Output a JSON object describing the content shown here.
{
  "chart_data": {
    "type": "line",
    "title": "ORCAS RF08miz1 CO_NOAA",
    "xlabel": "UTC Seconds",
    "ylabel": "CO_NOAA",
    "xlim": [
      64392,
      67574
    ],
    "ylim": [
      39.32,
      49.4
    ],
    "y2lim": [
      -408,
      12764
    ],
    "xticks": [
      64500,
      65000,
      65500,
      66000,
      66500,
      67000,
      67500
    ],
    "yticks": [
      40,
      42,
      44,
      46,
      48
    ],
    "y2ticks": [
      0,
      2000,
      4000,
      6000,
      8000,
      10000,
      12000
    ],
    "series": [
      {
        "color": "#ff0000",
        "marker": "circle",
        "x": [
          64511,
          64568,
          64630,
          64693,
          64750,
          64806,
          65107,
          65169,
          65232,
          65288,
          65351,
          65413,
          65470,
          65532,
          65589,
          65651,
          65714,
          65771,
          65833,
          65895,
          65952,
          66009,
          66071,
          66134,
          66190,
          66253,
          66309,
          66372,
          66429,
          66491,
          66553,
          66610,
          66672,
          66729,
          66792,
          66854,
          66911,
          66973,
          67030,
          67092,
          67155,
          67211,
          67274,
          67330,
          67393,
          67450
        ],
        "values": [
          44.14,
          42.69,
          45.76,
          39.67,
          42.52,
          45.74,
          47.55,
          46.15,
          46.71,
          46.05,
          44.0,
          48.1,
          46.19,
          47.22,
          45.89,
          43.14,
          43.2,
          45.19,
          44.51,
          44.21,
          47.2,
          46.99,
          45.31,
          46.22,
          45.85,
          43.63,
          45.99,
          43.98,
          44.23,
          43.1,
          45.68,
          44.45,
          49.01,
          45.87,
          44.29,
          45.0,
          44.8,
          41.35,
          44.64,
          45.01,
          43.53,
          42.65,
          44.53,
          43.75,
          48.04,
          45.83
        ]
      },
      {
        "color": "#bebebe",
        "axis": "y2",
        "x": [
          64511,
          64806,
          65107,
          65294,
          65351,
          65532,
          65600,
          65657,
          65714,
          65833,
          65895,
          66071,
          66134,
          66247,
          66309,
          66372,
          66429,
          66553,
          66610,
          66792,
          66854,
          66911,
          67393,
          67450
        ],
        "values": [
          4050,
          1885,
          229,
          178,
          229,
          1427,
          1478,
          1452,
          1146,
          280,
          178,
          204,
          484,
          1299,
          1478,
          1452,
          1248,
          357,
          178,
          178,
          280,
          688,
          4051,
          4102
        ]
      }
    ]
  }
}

_Given request_
Your task is to repeat every line exactly.

_Complete output_
Output a JSON object describing the content shown here.
{
  "chart_data": {
    "type": "line",
    "title": "ORCAS RF08miz1 CO_NOAA",
    "xlabel": "UTC Seconds",
    "ylabel": "CO_NOAA",
    "xlim": [
      64392,
      67574
    ],
    "ylim": [
      39.32,
      49.4
    ],
    "y2lim": [
      -408,
      12764
    ],
    "xticks": [
      64500,
      65000,
      65500,
      66000,
      66500,
      67000,
      67500
    ],
    "yticks": [
      40,
      42,
      44,
      46,
      48
    ],
    "y2ticks": [
      0,
      2000,
      4000,
      6000,
      8000,
      10000,
      12000
    ],
    "series": [
      {
        "color": "#ff0000",
        "marker": "circle",
        "x": [
          64511,
          64568,
          64630,
          64693,
          64750,
          64806,
          65107,
          65169,
          65232,
          65288,
          65351,
          65413,
          65470,
          65532,
          65589,
          65651,
          65714,
          65771,
          65833,
          65895,
          65952,
          66009,
          66071,
          66134,
          66190,
          66253,
          66309,
          66372,
          66429,
          66491,
          66553,
          66610,
          66672,
          66729,
          66792,
          66854,
          66911,
          66973,
          67030,
          67092,
          67155,
          67211,
          67274,
          67330,
          67393,
          67450
        ],
        "values": [
          44.14,
          42.69,
          45.76,
          39.67,
          42.52,
          45.74,
          47.55,
          46.15,
          46.71,
          46.05,
          44.0,
          48.1,
          46.19,
          47.22,
          45.89,
          43.14,
          43.2,
          45.19,
          44.51,
          44.21,
          47.2,
          46.99,
          45.31,
          46.22,
          45.85,
          43.63,
          45.99,
          43.98,
          44.23,
          43.1,
          45.68,
          44.45,
          49.01,
          45.87,
          44.29,
          45.0,
          44.8,
          41.35,
          44.64,
          45.01,
          43.53,
          42.65,
          44.53,
          43.75,
          48.04,
          45.83
        ]
      },
      {
        "color": "#bebebe",
        "axis": "y2",
        "x": [
          64511,
          64806,
          65107,
          65294,
          65351,
          65532,
          65600,
          65657,
          65714,
          65833,
          65895,
          66071,
          66134,
          66247,
          66309,
          66372,
          66429,
          66553,
          66610,
          66792,
          66854,
          66911,
          67393,
          67450
        ],
        "values": [
          4050,
          1885,
          229,
          178,
          229,
          1427,
          1478,
          1452,
          1146,
          280,
          178,
          204,
          484,
          1299,
          1478,
          1452,
          1248,
          357,
          178,
          178,
          280,
          688,
          4051,
          4102
        ]
      }
    ]
  }
}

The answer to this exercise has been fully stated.